> [WHAT TO PRODUCE]: Quote the records beneath, complete and exact. Leave out images.

> [DATA TO USE]:
* Start *

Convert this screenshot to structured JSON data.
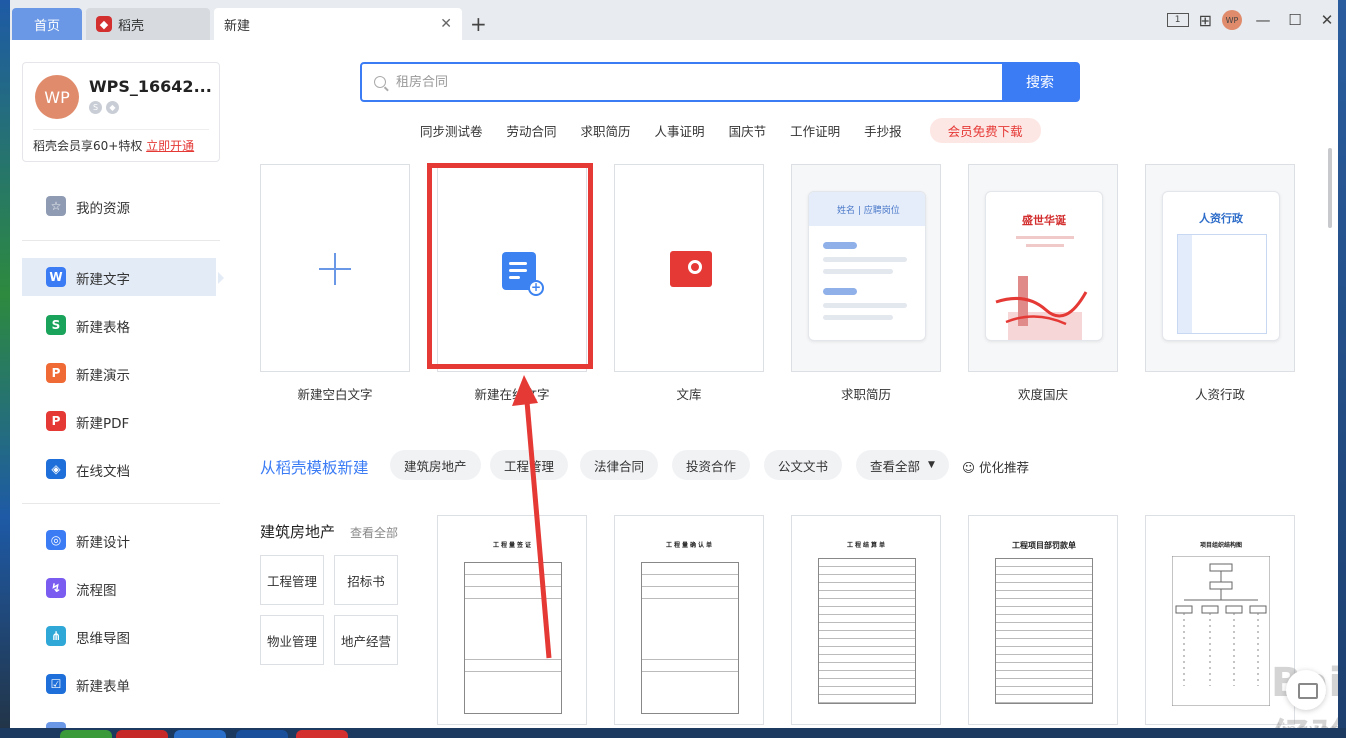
{
  "titlebar": {
    "tabs": [
      {
        "label": "首页"
      },
      {
        "label": "稻壳"
      },
      {
        "label": "新建"
      }
    ],
    "avatar_text": "WP"
  },
  "sidebar": {
    "user": {
      "avatar_text": "WP",
      "name": "WPS_16642...",
      "vip_text": "稻壳会员享60+特权",
      "vip_link": "立即开通"
    },
    "items": [
      {
        "label": "我的资源",
        "icon": "star-icon",
        "color": "#8f9bb3"
      },
      {
        "label": "新建文字",
        "icon": "word-icon",
        "color": "#3b7cf5"
      },
      {
        "label": "新建表格",
        "icon": "sheet-icon",
        "color": "#1aa35b"
      },
      {
        "label": "新建演示",
        "icon": "slides-icon",
        "color": "#f06a35"
      },
      {
        "label": "新建PDF",
        "icon": "pdf-icon",
        "color": "#e53935"
      },
      {
        "label": "在线文档",
        "icon": "online-doc-icon",
        "color": "#1e6fd9"
      },
      {
        "label": "新建设计",
        "icon": "design-icon",
        "color": "#3b7cf5"
      },
      {
        "label": "流程图",
        "icon": "flowchart-icon",
        "color": "#7b5cf0"
      },
      {
        "label": "思维导图",
        "icon": "mindmap-icon",
        "color": "#2fa8d8"
      },
      {
        "label": "新建表单",
        "icon": "form-icon",
        "color": "#1e6fd9"
      }
    ]
  },
  "search": {
    "placeholder": "租房合同",
    "button": "搜索",
    "hot_words": [
      "同步测试卷",
      "劳动合同",
      "求职简历",
      "人事证明",
      "国庆节",
      "工作证明",
      "手抄报"
    ],
    "vip_download": "会员免费下载"
  },
  "cards": [
    {
      "label": "新建空白文字"
    },
    {
      "label": "新建在线文字"
    },
    {
      "label": "文库"
    },
    {
      "label": "求职简历",
      "preview_header": "姓名 | 应聘岗位"
    },
    {
      "label": "欢度国庆",
      "preview_title": "盛世华诞"
    },
    {
      "label": "人资行政",
      "preview_title": "人资行政"
    }
  ],
  "templates": {
    "title": "从稻壳模板新建",
    "chips": [
      "建筑房地产",
      "工程管理",
      "法律合同",
      "投资合作",
      "公文文书",
      "查看全部"
    ],
    "optimize": "优化推荐",
    "category": {
      "title": "建筑房地产",
      "see_all": "查看全部",
      "items": [
        "工程管理",
        "招标书",
        "物业管理",
        "地产经营"
      ]
    },
    "docs": [
      {
        "title": "工程量签证"
      },
      {
        "title": "工程量确认单"
      },
      {
        "title": "工程结算单"
      },
      {
        "title": "工程项目部罚款单"
      },
      {
        "title": "项目组织结构图"
      }
    ]
  },
  "watermark": {
    "main": "Baidu经验",
    "sub": "jingyan.baidu.com"
  },
  "colors": {
    "accent": "#3b7cf5",
    "highlight": "#e53935"
  }
}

* End *

> [FINISHED ANSWER]:
Convert this screenshot to structured JSON data.
{
  "titlebar": {
    "tabs": [
      {
        "label": "首页"
      },
      {
        "label": "稻壳"
      },
      {
        "label": "新建"
      }
    ],
    "avatar_text": "WP"
  },
  "sidebar": {
    "user": {
      "avatar_text": "WP",
      "name": "WPS_16642...",
      "vip_text": "稻壳会员享60+特权",
      "vip_link": "立即开通"
    },
    "items": [
      {
        "label": "我的资源",
        "icon": "star-icon",
        "color": "#8f9bb3"
      },
      {
        "label": "新建文字",
        "icon": "word-icon",
        "color": "#3b7cf5"
      },
      {
        "label": "新建表格",
        "icon": "sheet-icon",
        "color": "#1aa35b"
      },
      {
        "label": "新建演示",
        "icon": "slides-icon",
        "color": "#f06a35"
      },
      {
        "label": "新建PDF",
        "icon": "pdf-icon",
        "color": "#e53935"
      },
      {
        "label": "在线文档",
        "icon": "online-doc-icon",
        "color": "#1e6fd9"
      },
      {
        "label": "新建设计",
        "icon": "design-icon",
        "color": "#3b7cf5"
      },
      {
        "label": "流程图",
        "icon": "flowchart-icon",
        "color": "#7b5cf0"
      },
      {
        "label": "思维导图",
        "icon": "mindmap-icon",
        "color": "#2fa8d8"
      },
      {
        "label": "新建表单",
        "icon": "form-icon",
        "color": "#1e6fd9"
      }
    ]
  },
  "search": {
    "placeholder": "租房合同",
    "button": "搜索",
    "hot_words": [
      "同步测试卷",
      "劳动合同",
      "求职简历",
      "人事证明",
      "国庆节",
      "工作证明",
      "手抄报"
    ],
    "vip_download": "会员免费下载"
  },
  "cards": [
    {
      "label": "新建空白文字"
    },
    {
      "label": "新建在线文字"
    },
    {
      "label": "文库"
    },
    {
      "label": "求职简历",
      "preview_header": "姓名 | 应聘岗位"
    },
    {
      "label": "欢度国庆",
      "preview_title": "盛世华诞"
    },
    {
      "label": "人资行政",
      "preview_title": "人资行政"
    }
  ],
  "templates": {
    "title": "从稻壳模板新建",
    "chips": [
      "建筑房地产",
      "工程管理",
      "法律合同",
      "投资合作",
      "公文文书",
      "查看全部"
    ],
    "optimize": "优化推荐",
    "category": {
      "title": "建筑房地产",
      "see_all": "查看全部",
      "items": [
        "工程管理",
        "招标书",
        "物业管理",
        "地产经营"
      ]
    },
    "docs": [
      {
        "title": "工程量签证"
      },
      {
        "title": "工程量确认单"
      },
      {
        "title": "工程结算单"
      },
      {
        "title": "工程项目部罚款单"
      },
      {
        "title": "项目组织结构图"
      }
    ]
  },
  "watermark": {
    "main": "Baidu经验",
    "sub": "jingyan.baidu.com"
  },
  "colors": {
    "accent": "#3b7cf5",
    "highlight": "#e53935"
  }
}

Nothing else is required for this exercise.